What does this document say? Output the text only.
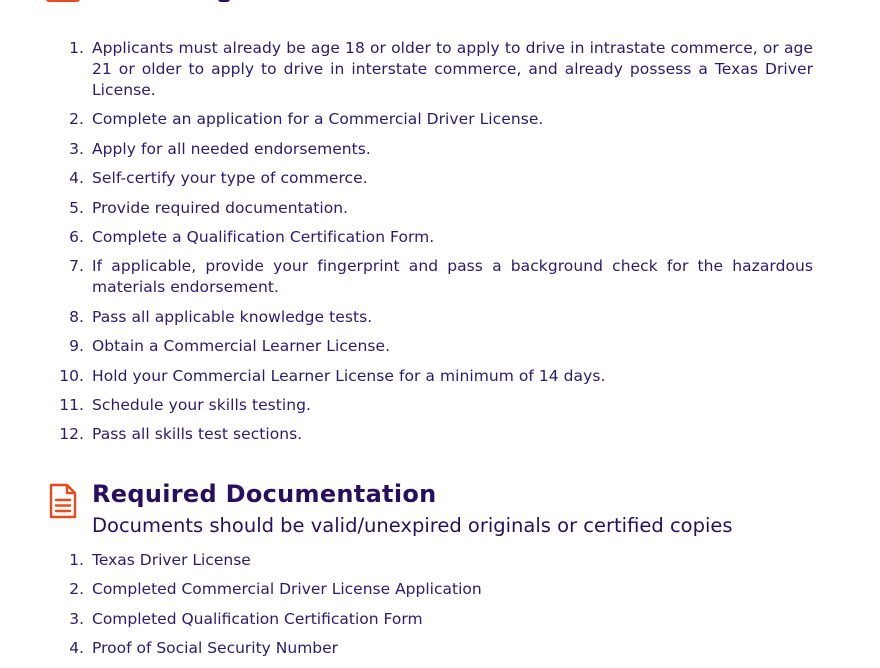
1. Applicants must already be age 18 or older to apply to drive in intrastate commerce, or age 21 or older to apply to drive in interstate commerce, and already possess a Texas Driver License.
2. Complete an application for a Commercial Driver License.
3. Apply for all needed endorsements.
4. Self-certify your type of commerce.
5. Provide required documentation.
6. Complete a Qualification Certification Form.
7. If applicable, provide your fingerprint and pass a background check for the hazardous materials endorsement.
8. Pass all applicable knowledge tests.
9. Obtain a Commercial Learner License.
10. Hold your Commercial Learner License for a minimum of 14 days.
11. Schedule your skills testing.
12. Pass all skills test sections.
Required Documentation

Documents should be valid/unexpired originals or certified copies

1. Texas Driver License
2. Completed Commercial Driver License Application
3. Completed Qualification Certification Form
4. Proof of Social Security Number
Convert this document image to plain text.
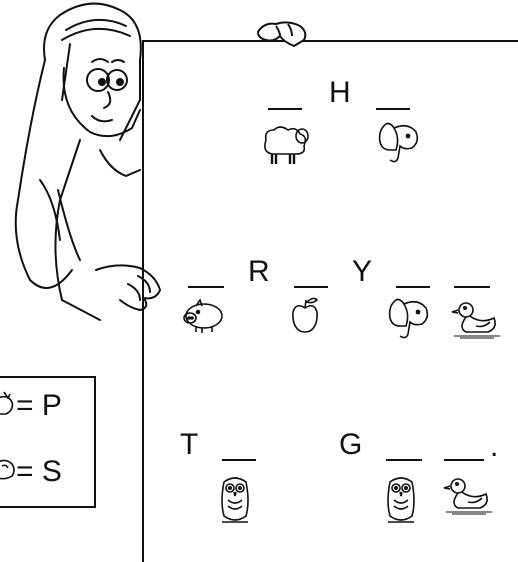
H
R	Y
T	G	.
= P
= S
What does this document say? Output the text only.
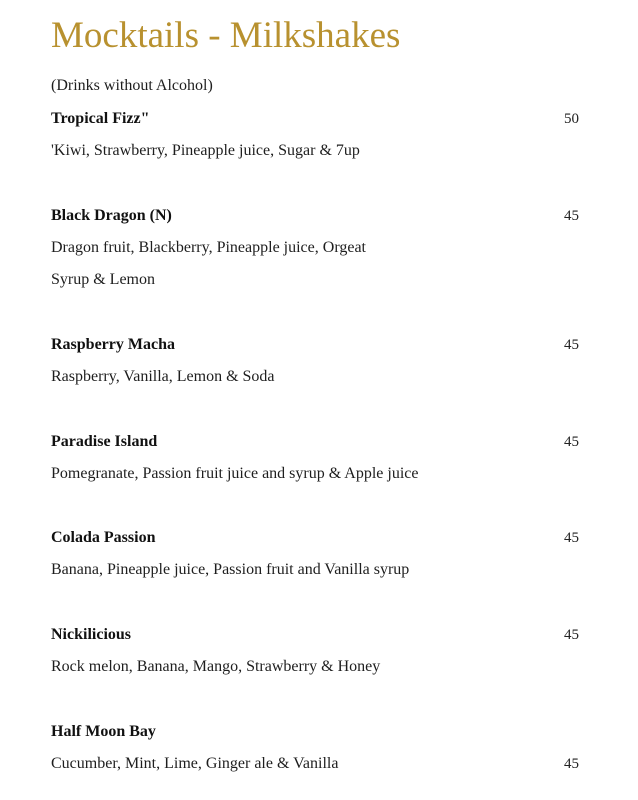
Mocktails - Milkshakes
(Drinks without Alcohol)
Tropical Fizz"	50
'Kiwi, Strawberry, Pineapple juice, Sugar & 7up
Black Dragon (N)	45
Dragon fruit, Blackberry, Pineapple juice, Orgeat
Syrup & Lemon
Raspberry Macha	45
Raspberry, Vanilla, Lemon & Soda
Paradise Island	45
Pomegranate, Passion fruit juice and syrup & Apple juice
Colada Passion	45
Banana, Pineapple juice, Passion fruit and Vanilla syrup
Nickilicious	45
Rock melon, Banana, Mango, Strawberry & Honey
Half Moon Bay
Cucumber, Mint, Lime, Ginger ale & Vanilla	45
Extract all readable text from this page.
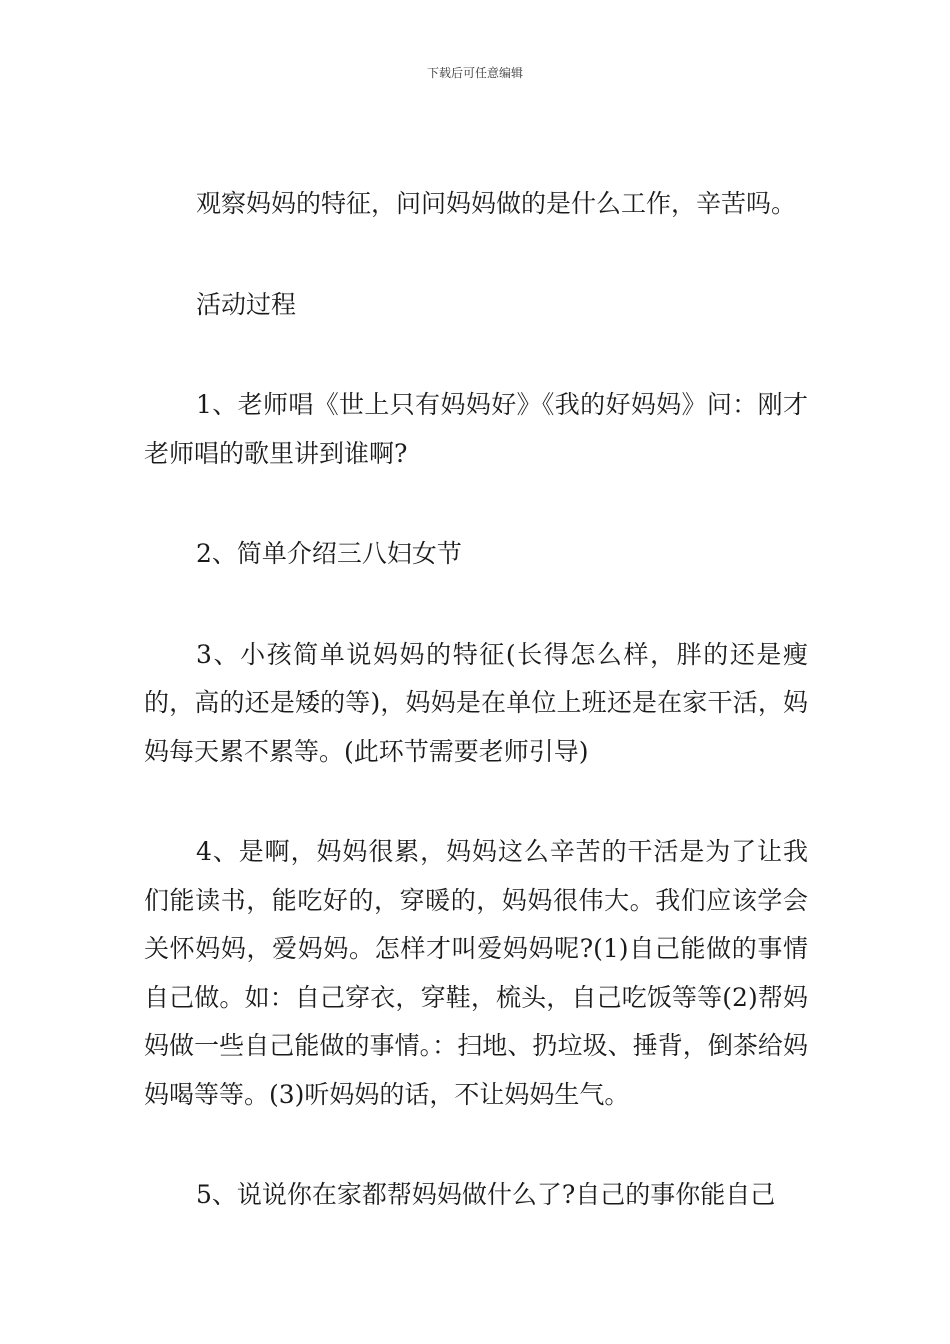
下载后可任意编辑

观察妈妈的特征，问问妈妈做的是什么工作，辛苦吗。

活动过程

1、老师唱《世上只有妈妈好》《我的好妈妈》问：刚才老师唱的歌里讲到谁啊?

2、简单介绍三八妇女节

3、小孩简单说妈妈的特征(长得怎么样，胖的还是瘦的，高的还是矮的等)，妈妈是在单位上班还是在家干活，妈妈每天累不累等。(此环节需要老师引导)

4、是啊，妈妈很累，妈妈这么辛苦的干活是为了让我们能读书，能吃好的，穿暖的，妈妈很伟大。我们应该学会关怀妈妈，爱妈妈。怎样才叫爱妈妈呢?(1)自己能做的事情自己做。如：自己穿衣，穿鞋，梳头，自己吃饭等等(2)帮妈妈做一些自己能做的事情。：扫地、扔垃圾、捶背，倒茶给妈妈喝等等。(3)听妈妈的话，不让妈妈生气。

5、说说你在家都帮妈妈做什么了?自己的事你能自己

◆ **WHAT YOU ARE ASKED TO DO**
Pick out and copy every line that contains the word "Form".

◆ **ANSWER TO THIS EXERCISE**
6. Complete a Qualification Certification Form.
3. Completed Qualification Certification Form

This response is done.